[Part of a data file]
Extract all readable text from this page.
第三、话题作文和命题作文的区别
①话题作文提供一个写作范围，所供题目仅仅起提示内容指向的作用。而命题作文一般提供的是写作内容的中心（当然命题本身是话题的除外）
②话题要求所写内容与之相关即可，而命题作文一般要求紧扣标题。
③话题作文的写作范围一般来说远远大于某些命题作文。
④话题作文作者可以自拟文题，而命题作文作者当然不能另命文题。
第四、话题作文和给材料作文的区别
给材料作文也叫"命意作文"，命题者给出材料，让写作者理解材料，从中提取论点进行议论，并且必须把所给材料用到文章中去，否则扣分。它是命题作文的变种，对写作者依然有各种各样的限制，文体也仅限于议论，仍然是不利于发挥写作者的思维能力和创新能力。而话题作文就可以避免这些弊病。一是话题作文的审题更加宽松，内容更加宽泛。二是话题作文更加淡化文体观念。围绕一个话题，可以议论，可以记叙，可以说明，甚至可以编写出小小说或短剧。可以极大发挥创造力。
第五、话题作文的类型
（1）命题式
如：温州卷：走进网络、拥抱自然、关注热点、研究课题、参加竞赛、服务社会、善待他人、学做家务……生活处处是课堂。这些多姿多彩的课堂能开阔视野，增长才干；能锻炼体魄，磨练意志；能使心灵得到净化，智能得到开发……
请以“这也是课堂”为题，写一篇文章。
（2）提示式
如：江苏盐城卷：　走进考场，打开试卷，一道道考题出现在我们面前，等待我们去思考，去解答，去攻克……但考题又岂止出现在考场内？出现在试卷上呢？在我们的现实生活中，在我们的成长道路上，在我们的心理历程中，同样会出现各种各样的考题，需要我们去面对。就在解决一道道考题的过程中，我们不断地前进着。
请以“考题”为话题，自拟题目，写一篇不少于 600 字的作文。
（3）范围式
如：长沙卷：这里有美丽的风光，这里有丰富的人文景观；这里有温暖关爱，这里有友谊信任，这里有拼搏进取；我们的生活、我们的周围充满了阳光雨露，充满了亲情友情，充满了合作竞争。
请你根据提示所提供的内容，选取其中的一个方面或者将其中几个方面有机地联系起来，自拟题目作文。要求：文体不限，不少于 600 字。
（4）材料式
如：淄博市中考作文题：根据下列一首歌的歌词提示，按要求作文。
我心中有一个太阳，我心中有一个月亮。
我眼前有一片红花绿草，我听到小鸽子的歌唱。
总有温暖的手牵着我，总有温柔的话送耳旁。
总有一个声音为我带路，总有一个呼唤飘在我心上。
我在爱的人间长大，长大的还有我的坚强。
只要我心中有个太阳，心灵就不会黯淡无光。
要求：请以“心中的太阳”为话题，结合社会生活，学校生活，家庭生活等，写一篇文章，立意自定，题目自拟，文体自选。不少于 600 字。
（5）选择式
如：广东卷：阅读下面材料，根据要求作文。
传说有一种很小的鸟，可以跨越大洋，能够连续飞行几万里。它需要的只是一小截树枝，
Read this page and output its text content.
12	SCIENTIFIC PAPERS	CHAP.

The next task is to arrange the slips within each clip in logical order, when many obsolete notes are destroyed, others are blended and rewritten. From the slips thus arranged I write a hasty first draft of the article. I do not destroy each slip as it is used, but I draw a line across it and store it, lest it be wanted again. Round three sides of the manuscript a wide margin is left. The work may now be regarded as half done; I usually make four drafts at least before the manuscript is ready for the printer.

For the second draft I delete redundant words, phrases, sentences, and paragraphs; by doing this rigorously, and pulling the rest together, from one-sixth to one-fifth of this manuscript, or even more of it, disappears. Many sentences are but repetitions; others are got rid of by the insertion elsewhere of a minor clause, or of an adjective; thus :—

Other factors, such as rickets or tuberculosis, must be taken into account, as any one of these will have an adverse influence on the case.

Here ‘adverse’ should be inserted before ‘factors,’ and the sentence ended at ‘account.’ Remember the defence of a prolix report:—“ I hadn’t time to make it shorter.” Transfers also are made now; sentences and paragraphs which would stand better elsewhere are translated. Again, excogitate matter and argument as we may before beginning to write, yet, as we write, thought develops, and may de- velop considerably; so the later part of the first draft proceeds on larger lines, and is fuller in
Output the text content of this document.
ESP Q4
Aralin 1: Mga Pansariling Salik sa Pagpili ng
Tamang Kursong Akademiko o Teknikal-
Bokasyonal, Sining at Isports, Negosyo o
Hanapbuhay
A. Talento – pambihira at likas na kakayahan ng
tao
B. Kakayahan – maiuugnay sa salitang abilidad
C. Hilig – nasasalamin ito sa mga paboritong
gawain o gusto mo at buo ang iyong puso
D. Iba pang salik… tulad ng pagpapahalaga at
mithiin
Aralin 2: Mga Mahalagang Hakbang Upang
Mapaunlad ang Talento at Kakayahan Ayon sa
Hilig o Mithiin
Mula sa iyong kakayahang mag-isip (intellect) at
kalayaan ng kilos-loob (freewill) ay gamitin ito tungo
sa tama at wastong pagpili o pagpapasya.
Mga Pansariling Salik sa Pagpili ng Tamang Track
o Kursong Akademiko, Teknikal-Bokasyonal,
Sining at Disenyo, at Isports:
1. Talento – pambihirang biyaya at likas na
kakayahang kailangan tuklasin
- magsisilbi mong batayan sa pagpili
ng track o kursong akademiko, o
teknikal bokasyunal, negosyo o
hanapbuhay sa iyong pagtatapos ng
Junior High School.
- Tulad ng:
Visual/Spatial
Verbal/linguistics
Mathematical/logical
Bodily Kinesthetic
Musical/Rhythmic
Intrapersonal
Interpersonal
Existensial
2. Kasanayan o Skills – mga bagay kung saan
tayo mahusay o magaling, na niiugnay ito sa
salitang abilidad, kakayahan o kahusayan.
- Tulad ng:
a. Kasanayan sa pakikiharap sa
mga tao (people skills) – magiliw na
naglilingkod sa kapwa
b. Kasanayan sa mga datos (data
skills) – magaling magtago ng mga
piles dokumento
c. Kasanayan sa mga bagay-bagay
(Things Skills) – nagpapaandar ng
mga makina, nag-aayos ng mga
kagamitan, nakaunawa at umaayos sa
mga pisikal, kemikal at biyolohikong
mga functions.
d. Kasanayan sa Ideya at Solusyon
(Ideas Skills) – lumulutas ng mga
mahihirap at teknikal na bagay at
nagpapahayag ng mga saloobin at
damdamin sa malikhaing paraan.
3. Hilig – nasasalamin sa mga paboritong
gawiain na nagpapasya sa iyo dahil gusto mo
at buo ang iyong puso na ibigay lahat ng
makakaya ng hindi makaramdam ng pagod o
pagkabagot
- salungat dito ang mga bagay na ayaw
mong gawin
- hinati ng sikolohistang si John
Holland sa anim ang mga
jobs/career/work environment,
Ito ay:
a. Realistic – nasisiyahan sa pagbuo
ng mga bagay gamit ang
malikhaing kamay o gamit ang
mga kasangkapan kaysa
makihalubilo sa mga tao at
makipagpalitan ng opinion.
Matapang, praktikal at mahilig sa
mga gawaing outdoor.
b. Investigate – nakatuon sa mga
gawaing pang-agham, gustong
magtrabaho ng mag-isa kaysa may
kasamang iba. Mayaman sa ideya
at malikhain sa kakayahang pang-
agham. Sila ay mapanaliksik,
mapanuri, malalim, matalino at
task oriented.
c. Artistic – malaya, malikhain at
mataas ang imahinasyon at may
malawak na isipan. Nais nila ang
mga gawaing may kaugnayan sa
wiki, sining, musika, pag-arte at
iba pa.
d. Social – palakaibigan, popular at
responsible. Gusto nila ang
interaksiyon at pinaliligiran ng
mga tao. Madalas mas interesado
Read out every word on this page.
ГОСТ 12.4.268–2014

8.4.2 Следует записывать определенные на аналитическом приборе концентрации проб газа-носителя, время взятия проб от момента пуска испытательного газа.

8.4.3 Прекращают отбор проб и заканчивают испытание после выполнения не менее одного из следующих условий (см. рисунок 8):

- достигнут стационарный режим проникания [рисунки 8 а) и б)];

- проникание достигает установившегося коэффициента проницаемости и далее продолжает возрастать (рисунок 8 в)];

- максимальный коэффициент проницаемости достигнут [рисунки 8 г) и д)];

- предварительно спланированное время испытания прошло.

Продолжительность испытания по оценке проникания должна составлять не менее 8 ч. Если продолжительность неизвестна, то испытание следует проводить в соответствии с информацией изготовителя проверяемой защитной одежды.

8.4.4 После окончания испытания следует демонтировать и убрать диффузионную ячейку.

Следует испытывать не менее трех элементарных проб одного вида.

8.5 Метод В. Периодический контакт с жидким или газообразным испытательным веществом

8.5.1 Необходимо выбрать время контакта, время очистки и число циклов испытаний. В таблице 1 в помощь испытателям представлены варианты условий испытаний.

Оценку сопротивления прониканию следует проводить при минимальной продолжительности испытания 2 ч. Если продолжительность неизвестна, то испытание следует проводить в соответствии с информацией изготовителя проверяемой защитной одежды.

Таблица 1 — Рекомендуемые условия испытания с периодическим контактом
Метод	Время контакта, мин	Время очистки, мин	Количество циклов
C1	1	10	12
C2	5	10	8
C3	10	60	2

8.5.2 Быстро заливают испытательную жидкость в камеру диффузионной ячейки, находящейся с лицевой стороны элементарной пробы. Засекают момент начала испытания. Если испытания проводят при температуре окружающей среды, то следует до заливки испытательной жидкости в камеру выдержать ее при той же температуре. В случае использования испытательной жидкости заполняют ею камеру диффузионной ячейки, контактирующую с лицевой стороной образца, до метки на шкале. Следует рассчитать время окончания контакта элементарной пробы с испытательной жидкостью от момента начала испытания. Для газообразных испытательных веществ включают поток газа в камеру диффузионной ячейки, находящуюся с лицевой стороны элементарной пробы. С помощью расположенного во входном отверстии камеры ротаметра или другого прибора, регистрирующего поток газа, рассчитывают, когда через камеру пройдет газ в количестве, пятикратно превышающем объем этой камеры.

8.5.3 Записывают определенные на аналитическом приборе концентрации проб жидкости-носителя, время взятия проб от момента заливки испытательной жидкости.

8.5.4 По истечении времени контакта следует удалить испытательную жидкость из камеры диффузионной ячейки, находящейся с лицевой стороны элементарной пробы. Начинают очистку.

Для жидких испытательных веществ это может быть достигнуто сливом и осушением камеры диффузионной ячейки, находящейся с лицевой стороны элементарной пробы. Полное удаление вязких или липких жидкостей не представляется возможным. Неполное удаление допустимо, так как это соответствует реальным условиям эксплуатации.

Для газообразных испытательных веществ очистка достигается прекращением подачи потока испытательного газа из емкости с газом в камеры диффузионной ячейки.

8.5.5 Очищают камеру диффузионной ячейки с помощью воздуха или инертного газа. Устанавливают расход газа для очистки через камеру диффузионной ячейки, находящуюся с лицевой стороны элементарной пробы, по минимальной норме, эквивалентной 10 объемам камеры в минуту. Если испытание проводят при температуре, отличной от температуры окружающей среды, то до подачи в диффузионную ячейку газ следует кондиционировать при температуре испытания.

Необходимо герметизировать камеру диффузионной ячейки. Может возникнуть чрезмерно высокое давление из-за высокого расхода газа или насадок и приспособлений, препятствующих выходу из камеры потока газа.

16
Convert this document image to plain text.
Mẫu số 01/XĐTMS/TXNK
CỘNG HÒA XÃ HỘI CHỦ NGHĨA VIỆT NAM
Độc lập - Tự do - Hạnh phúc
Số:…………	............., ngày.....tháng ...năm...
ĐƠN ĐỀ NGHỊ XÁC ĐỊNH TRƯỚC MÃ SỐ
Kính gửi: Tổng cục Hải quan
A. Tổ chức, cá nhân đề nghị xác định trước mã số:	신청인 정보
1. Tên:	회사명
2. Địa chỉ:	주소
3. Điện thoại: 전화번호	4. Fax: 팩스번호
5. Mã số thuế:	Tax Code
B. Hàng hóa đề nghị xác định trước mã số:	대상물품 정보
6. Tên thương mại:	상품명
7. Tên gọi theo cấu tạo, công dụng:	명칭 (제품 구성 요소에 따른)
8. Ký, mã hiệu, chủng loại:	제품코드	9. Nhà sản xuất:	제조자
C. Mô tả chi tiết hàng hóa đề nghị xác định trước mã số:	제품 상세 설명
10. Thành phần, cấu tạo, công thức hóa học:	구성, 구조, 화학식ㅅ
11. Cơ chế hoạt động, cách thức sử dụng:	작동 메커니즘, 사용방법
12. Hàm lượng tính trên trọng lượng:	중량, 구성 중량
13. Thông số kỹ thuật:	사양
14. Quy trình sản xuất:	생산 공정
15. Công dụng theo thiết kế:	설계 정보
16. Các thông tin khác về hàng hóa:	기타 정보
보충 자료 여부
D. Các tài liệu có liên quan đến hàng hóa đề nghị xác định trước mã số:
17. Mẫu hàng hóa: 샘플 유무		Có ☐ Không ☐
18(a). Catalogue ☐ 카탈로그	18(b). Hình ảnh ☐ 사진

Task goal ▸
From the records above, pull out each line that has "kaysa".

Output for this task ▸
mga kasangkapan kaysa
magtrabaho ng mag-isa kaysa may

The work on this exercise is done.